__Passage fourni__.
┏━━
Réunis à Ouagadougou ce 1er novembre 2025, chercheurs, diplomates et membres de la diaspora africaine ont échangé sur les « crimes économiques déterminants » depuis la Conférence de Berlin jusqu’aux formes actuelles du néocolonialisme. Animé par l’historien Serge Noël Ouédraogo, le panel organisé par le Ministère des Affaires étrangères a mis en lumière les mécanismes historiques de la domination économique et les pistes pour une véritable souveraineté africaine.
Le Ministère en charge des Affaires étrangères a organisé, ce 1er novembre 2025 à Ouagadougou, un panel sur le thème « Les crimes économiques déterminants : la Conférence de Berlin et le néocolonialisme ». Cette rencontre s’inscrit dans le cadre de la visite de la diaspora africaine et des afro-descendants au Burkina Faso.
┗━━
__Objectif énoncé 1__. Veuillez réécrire les enregistrements, en commençant par leur première ligne et en allant jusqu'à la ligne contenant « cell-value: 17.42 [486,248,658,283] » incluse, en remplaçant « row-label » par « libellé-ligne » sans rien changer d'autre.
Le texte sur le panel et les enregistrements sont deux documents distincts.

Entrées de disposition spatiale
┏━━
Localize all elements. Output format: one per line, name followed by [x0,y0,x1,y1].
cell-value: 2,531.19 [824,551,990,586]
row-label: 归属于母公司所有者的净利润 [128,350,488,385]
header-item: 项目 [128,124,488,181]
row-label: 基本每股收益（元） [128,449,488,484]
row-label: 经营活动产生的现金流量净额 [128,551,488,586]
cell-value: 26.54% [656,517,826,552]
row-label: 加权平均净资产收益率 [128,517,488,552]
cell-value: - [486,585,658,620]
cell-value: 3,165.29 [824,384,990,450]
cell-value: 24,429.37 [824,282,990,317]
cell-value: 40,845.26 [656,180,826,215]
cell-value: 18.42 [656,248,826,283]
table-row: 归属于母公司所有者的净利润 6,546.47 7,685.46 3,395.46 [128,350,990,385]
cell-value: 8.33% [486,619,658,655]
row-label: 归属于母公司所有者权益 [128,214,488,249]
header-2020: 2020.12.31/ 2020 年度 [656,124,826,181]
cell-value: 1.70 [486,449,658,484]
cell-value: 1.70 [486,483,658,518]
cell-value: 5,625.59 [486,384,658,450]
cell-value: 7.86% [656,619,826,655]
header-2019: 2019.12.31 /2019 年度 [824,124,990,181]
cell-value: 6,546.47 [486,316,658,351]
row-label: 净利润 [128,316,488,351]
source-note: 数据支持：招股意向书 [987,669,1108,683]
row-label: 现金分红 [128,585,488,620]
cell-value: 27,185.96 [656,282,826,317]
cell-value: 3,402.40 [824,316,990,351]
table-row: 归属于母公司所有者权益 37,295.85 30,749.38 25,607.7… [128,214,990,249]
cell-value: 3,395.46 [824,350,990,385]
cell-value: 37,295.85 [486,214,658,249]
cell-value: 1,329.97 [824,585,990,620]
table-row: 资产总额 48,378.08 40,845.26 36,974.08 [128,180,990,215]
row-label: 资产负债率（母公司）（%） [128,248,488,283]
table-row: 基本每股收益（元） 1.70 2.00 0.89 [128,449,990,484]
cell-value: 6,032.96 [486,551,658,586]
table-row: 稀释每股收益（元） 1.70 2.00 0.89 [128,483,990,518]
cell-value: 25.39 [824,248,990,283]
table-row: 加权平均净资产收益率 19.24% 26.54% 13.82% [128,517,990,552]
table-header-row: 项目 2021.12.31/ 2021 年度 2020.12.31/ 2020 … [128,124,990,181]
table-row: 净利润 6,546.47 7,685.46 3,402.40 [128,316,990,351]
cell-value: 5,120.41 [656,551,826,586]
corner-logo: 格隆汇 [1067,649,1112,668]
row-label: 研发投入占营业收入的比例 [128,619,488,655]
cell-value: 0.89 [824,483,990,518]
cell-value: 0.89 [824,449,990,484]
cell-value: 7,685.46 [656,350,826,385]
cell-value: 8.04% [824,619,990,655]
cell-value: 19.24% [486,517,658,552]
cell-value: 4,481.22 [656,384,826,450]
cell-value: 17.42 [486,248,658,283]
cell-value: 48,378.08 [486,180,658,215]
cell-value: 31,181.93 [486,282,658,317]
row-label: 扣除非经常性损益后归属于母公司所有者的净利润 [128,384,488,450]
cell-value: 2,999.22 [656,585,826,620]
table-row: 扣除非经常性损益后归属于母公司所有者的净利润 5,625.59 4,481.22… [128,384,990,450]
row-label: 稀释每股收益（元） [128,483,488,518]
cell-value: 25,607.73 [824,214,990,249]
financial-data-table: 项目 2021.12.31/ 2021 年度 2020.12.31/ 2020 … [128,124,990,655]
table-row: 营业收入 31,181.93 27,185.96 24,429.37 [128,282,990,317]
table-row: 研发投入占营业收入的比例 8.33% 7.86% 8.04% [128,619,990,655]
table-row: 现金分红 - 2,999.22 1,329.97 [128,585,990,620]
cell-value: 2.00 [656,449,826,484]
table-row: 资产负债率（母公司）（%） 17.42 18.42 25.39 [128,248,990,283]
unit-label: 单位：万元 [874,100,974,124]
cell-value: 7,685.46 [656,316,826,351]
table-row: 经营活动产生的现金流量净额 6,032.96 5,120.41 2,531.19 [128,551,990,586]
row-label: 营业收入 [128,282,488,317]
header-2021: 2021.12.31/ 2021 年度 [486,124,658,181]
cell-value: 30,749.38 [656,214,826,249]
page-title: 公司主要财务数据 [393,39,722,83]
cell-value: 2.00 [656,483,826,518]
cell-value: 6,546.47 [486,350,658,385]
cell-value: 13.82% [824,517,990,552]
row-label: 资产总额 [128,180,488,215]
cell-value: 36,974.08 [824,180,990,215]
┗━━
__Objectif énoncé 2__. Recopiez le texte sur le panel, en commençant par « Réunis à Ouagadougou » et en allant jusqu'à « au Burkina Faso. ».

__Résultat obtenu 1__.
Localize all elements. Output format: one per line, name followed by [x0,y0,x1,y1].
cell-value: 2,531.19 [824,551,990,586]
libellé-ligne: 归属于母公司所有者的净利润 [128,350,488,385]
header-item: 项目 [128,124,488,181]
libellé-ligne: 基本每股收益（元） [128,449,488,484]
libellé-ligne: 经营活动产生的现金流量净额 [128,551,488,586]
cell-value: 26.54% [656,517,826,552]
libellé-ligne: 加权平均净资产收益率 [128,517,488,552]
cell-value: - [486,585,658,620]
cell-value: 3,165.29 [824,384,990,450]
cell-value: 24,429.37 [824,282,990,317]
cell-value: 40,845.26 [656,180,826,215]
cell-value: 18.42 [656,248,826,283]
table-row: 归属于母公司所有者的净利润 6,546.47 7,685.46 3,395.46 [128,350,990,385]
cell-value: 8.33% [486,619,658,655]
libellé-ligne: 归属于母公司所有者权益 [128,214,488,249]
header-2020: 2020.12.31/ 2020 年度 [656,124,826,181]
cell-value: 1.70 [486,449,658,484]
cell-value: 1.70 [486,483,658,518]
cell-value: 5,625.59 [486,384,658,450]
cell-value: 7.86% [656,619,826,655]
header-2019: 2019.12.31 /2019 年度 [824,124,990,181]
cell-value: 6,546.47 [486,316,658,351]
libellé-ligne: 净利润 [128,316,488,351]
source-note: 数据支持：招股意向书 [987,669,1108,683]
libellé-ligne: 现金分红 [128,585,488,620]
cell-value: 27,185.96 [656,282,826,317]
cell-value: 3,402.40 [824,316,990,351]
table-row: 归属于母公司所有者权益 37,295.85 30,749.38 25,607.7… [128,214,990,249]
cell-value: 3,395.46 [824,350,990,385]
cell-value: 37,295.85 [486,214,658,249]
cell-value: 1,329.97 [824,585,990,620]
table-row: 资产总额 48,378.08 40,845.26 36,974.08 [128,180,990,215]
libellé-ligne: 资产负债率（母公司）（%） [128,248,488,283]
table-row: 基本每股收益（元） 1.70 2.00 0.89 [128,449,990,484]
cell-value: 6,032.96 [486,551,658,586]
table-row: 稀释每股收益（元） 1.70 2.00 0.89 [128,483,990,518]
cell-value: 25.39 [824,248,990,283]
table-row: 加权平均净资产收益率 19.24% 26.54% 13.82% [128,517,990,552]
table-header-row: 项目 2021.12.31/ 2021 年度 2020.12.31/ 2020 … [128,124,990,181]
table-row: 净利润 6,546.47 7,685.46 3,402.40 [128,316,990,351]
cell-value: 5,120.41 [656,551,826,586]
corner-logo: 格隆汇 [1067,649,1112,668]
libellé-ligne: 研发投入占营业收入的比例 [128,619,488,655]
cell-value: 0.89 [824,483,990,518]
cell-value: 0.89 [824,449,990,484]
cell-value: 7,685.46 [656,350,826,385]
cell-value: 8.04% [824,619,990,655]
cell-value: 19.24% [486,517,658,552]
cell-value: 4,481.22 [656,384,826,450]
cell-value: 17.42 [486,248,658,283]

__Résultat obtenu 2__.
Réunis à Ouagadougou ce 1er novembre 2025, chercheurs, diplomates et membres de la diaspora africaine ont échangé sur les « crimes économiques déterminants » depuis la Conférence de Berlin jusqu’aux formes actuelles du néocolonialisme. Animé par l’historien Serge Noël Ouédraogo, le panel organisé par le Ministère des Affaires étrangères a mis en lumière les mécanismes historiques de la domination économique et les pistes pour une véritable souveraineté africaine.
Le Ministère en charge des Affaires étrangères a organisé, ce 1er novembre 2025 à Ouagadougou, un panel sur le thème « Les crimes économiques déterminants : la Conférence de Berlin et le néocolonialisme ». Cette rencontre s’inscrit dans le cadre de la visite de la diaspora africaine et des afro-descendants au Burkina Faso.